** WHAT TO WORK ON **
In the listing, from its first line through the line containing "- bar-segment-workplace-2022: 6,883" (both included), switch "bounding box" to "enclosing box" and leave everything else unchanged. Return only those lines.

** SUPPLIED RECORDS **

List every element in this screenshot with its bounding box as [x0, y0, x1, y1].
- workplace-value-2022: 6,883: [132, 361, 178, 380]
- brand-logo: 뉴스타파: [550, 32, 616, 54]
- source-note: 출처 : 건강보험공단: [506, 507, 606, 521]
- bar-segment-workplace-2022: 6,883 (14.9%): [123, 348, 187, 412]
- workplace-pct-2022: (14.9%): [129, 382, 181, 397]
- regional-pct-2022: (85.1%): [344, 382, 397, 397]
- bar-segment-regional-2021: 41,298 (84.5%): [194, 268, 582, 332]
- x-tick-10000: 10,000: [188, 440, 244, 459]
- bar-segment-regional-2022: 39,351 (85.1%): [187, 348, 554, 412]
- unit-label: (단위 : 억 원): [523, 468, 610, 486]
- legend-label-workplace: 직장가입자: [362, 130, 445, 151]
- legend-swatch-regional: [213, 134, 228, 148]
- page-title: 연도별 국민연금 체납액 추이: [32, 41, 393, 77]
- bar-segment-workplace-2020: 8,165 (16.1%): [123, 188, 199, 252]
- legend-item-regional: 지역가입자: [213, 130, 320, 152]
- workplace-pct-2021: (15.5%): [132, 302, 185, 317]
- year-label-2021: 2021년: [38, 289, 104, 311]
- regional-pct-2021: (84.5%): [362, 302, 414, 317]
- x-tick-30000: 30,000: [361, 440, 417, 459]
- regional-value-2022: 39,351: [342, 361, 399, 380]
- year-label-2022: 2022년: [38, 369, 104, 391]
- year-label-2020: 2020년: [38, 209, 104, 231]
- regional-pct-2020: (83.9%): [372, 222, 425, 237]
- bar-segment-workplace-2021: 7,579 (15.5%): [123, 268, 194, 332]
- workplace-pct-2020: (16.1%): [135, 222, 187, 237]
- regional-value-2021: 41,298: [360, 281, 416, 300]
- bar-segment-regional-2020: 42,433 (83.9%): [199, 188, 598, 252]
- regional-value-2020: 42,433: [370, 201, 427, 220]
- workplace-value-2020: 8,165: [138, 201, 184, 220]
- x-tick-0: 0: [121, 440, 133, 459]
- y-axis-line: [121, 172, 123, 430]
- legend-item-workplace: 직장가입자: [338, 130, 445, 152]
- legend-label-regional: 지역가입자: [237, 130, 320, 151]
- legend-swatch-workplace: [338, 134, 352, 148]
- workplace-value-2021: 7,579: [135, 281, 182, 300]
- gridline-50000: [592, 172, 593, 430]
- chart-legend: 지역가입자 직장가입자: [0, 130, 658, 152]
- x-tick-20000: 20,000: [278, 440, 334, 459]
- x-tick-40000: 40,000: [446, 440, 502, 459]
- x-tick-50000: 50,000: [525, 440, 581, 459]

** WRITTEN ANSWER **
List every element in this screenshot with its enclosing box as [x0, y0, x1, y1].
- workplace-value-2022: 6,883: [132, 361, 178, 380]
- brand-logo: 뉴스타파: [550, 32, 616, 54]
- source-note: 출처 : 건강보험공단: [506, 507, 606, 521]
- bar-segment-workplace-2022: 6,883 (14.9%): [123, 348, 187, 412]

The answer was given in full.